== Records shown ==
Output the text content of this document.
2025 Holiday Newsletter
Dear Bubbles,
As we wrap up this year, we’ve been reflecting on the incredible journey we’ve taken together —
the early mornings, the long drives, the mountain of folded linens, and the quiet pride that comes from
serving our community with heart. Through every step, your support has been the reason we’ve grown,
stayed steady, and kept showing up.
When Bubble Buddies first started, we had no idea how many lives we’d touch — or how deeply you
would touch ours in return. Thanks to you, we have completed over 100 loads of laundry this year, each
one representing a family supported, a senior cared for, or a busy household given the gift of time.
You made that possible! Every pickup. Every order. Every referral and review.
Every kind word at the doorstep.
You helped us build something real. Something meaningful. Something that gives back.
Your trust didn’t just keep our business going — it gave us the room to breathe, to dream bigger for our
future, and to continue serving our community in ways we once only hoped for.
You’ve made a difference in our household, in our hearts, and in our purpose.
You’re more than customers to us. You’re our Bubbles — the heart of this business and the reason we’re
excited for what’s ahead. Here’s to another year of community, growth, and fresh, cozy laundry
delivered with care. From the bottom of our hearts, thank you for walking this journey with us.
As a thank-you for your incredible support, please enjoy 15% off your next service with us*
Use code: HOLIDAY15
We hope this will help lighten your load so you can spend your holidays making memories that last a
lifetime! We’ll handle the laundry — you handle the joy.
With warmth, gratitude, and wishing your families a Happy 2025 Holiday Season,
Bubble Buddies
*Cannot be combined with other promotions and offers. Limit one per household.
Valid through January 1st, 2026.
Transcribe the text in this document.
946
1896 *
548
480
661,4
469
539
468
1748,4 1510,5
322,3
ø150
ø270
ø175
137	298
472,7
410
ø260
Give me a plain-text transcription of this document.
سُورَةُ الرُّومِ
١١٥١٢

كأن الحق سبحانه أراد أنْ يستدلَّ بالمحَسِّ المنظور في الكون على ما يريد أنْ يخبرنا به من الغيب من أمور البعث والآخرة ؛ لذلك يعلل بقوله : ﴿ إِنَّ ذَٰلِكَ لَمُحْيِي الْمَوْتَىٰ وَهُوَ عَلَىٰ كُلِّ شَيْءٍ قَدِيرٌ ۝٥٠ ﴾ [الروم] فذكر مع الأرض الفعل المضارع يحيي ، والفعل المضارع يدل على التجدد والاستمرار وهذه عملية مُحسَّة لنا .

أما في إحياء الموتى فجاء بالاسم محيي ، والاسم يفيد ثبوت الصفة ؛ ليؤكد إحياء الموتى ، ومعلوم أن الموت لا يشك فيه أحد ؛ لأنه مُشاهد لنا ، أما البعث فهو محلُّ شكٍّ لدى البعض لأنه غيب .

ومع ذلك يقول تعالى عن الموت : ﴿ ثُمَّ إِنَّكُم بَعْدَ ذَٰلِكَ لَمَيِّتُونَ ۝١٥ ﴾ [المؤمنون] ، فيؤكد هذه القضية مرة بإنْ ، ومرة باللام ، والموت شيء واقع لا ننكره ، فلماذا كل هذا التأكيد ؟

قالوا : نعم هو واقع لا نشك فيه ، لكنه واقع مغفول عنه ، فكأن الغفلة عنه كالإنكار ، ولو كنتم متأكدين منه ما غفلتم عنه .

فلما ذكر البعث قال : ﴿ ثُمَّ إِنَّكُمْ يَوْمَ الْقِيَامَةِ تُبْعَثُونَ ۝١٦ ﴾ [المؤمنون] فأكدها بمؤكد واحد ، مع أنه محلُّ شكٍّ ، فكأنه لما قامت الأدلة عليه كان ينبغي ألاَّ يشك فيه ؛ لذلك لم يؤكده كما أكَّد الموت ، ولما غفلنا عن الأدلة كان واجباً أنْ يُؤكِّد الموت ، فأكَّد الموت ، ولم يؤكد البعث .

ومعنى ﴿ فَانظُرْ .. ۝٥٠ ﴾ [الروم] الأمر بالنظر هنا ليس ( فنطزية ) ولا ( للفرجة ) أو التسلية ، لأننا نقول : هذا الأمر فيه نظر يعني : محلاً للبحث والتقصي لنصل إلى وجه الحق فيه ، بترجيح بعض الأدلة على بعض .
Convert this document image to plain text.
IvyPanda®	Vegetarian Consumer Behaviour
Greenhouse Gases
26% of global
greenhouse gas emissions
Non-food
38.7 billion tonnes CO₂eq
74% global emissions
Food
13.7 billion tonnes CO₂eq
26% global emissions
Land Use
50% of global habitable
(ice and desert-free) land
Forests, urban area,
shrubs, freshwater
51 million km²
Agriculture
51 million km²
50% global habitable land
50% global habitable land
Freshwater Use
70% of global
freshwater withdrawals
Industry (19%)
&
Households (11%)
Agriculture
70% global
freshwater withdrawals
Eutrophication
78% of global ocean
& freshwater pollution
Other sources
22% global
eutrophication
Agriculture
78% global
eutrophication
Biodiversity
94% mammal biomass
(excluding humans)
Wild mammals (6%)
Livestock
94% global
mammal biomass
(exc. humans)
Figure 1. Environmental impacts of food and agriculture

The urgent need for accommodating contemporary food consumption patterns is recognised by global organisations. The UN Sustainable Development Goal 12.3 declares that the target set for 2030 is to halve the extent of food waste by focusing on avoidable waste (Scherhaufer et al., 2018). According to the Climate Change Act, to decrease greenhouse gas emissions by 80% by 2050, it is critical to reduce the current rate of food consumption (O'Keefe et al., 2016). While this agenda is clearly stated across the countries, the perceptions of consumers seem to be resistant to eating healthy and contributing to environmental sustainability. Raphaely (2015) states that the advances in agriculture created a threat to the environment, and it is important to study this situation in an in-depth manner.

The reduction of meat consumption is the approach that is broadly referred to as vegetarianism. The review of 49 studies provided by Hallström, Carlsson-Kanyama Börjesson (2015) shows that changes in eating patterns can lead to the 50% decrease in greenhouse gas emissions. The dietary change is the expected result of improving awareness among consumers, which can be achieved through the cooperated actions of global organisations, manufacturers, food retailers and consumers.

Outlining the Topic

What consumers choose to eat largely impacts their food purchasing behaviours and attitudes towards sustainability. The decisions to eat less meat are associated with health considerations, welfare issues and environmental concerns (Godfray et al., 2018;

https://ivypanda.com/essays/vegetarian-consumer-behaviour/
===
### Exercise
In the entries above, find the lines containing the word "CO₂eq" and say how many there are, with no other words.

### Task solution
2